• [Problem requirements]: Repeat each entry as written and leave the images out of the copy.

+++

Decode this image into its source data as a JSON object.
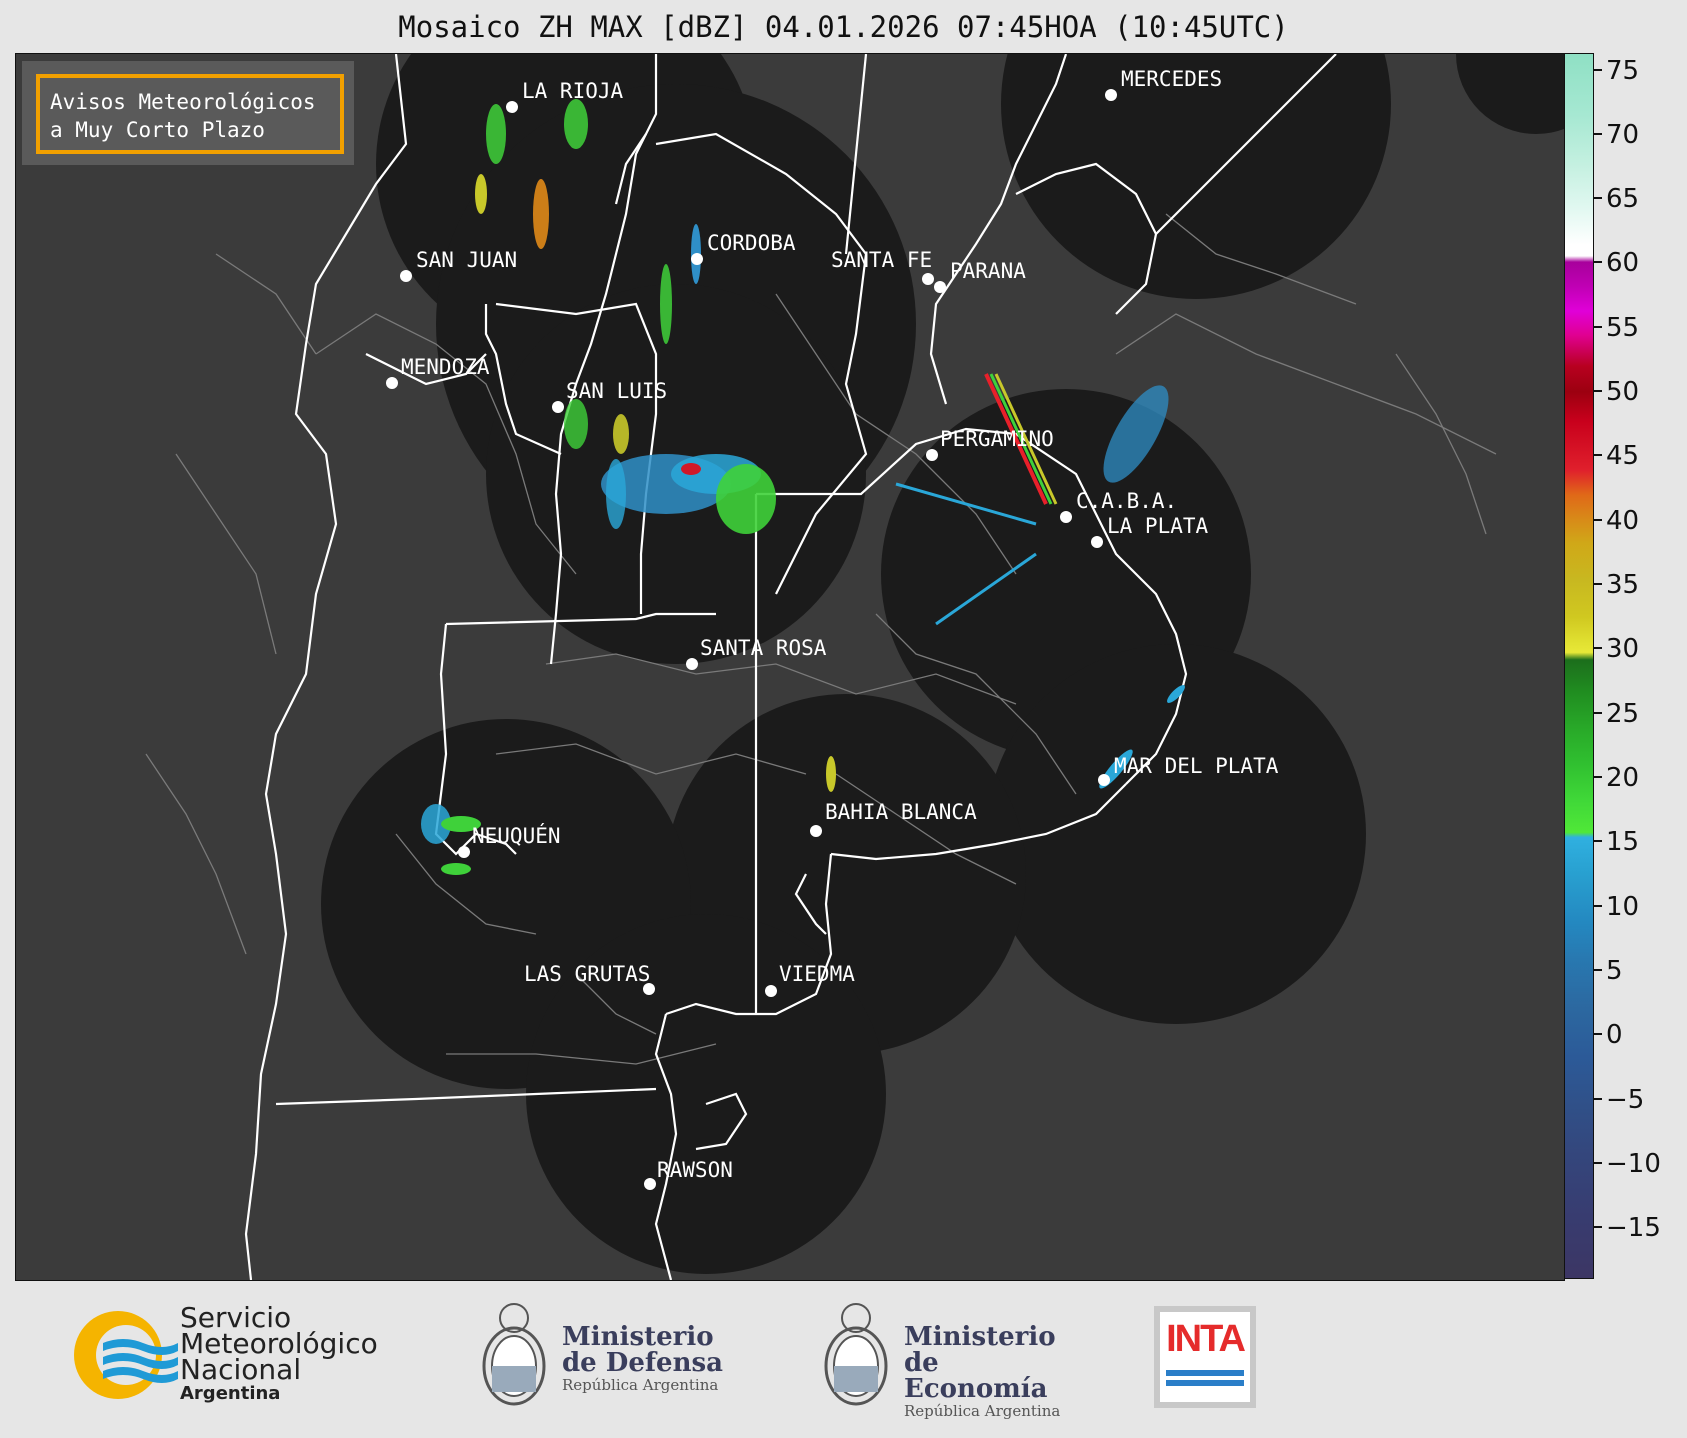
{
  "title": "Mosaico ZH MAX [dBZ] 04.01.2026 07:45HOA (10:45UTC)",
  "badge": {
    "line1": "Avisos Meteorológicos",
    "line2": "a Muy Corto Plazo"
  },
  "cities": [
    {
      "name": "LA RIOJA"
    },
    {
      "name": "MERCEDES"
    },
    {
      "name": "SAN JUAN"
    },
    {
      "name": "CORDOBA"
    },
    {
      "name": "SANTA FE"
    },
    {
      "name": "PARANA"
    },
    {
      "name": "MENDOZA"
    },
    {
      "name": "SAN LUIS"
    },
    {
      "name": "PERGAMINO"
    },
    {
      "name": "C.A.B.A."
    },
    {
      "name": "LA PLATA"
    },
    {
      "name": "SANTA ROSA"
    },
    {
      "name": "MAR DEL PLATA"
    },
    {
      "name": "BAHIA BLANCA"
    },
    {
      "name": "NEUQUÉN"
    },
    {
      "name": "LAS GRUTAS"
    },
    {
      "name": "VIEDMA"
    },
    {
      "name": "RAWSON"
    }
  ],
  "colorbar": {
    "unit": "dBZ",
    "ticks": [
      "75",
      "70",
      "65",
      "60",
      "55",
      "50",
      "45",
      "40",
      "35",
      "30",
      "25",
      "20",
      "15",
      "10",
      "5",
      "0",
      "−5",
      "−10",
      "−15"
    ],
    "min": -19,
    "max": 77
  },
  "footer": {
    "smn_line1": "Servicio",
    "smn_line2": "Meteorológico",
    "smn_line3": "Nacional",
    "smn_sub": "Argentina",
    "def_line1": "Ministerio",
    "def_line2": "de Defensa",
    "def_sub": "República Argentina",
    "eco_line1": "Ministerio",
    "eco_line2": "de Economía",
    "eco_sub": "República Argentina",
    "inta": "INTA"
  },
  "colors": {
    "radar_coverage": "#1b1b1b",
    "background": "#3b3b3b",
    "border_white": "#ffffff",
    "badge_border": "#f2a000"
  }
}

+++

• [Reply to the task]:
Decode this image into its source data as a JSON object.
{
  "title": "Mosaico ZH MAX [dBZ] 04.01.2026 07:45HOA (10:45UTC)",
  "badge": {
    "line1": "Avisos Meteorológicos",
    "line2": "a Muy Corto Plazo"
  },
  "cities": [
    {
      "name": "LA RIOJA"
    },
    {
      "name": "MERCEDES"
    },
    {
      "name": "SAN JUAN"
    },
    {
      "name": "CORDOBA"
    },
    {
      "name": "SANTA FE"
    },
    {
      "name": "PARANA"
    },
    {
      "name": "MENDOZA"
    },
    {
      "name": "SAN LUIS"
    },
    {
      "name": "PERGAMINO"
    },
    {
      "name": "C.A.B.A."
    },
    {
      "name": "LA PLATA"
    },
    {
      "name": "SANTA ROSA"
    },
    {
      "name": "MAR DEL PLATA"
    },
    {
      "name": "BAHIA BLANCA"
    },
    {
      "name": "NEUQUÉN"
    },
    {
      "name": "LAS GRUTAS"
    },
    {
      "name": "VIEDMA"
    },
    {
      "name": "RAWSON"
    }
  ],
  "colorbar": {
    "unit": "dBZ",
    "ticks": [
      "75",
      "70",
      "65",
      "60",
      "55",
      "50",
      "45",
      "40",
      "35",
      "30",
      "25",
      "20",
      "15",
      "10",
      "5",
      "0",
      "−5",
      "−10",
      "−15"
    ],
    "min": -19,
    "max": 77
  },
  "footer": {
    "smn_line1": "Servicio",
    "smn_line2": "Meteorológico",
    "smn_line3": "Nacional",
    "smn_sub": "Argentina",
    "def_line1": "Ministerio",
    "def_line2": "de Defensa",
    "def_sub": "República Argentina",
    "eco_line1": "Ministerio",
    "eco_line2": "de Economía",
    "eco_sub": "República Argentina",
    "inta": "INTA"
  },
  "colors": {
    "radar_coverage": "#1b1b1b",
    "background": "#3b3b3b",
    "border_white": "#ffffff",
    "badge_border": "#f2a000"
  }
}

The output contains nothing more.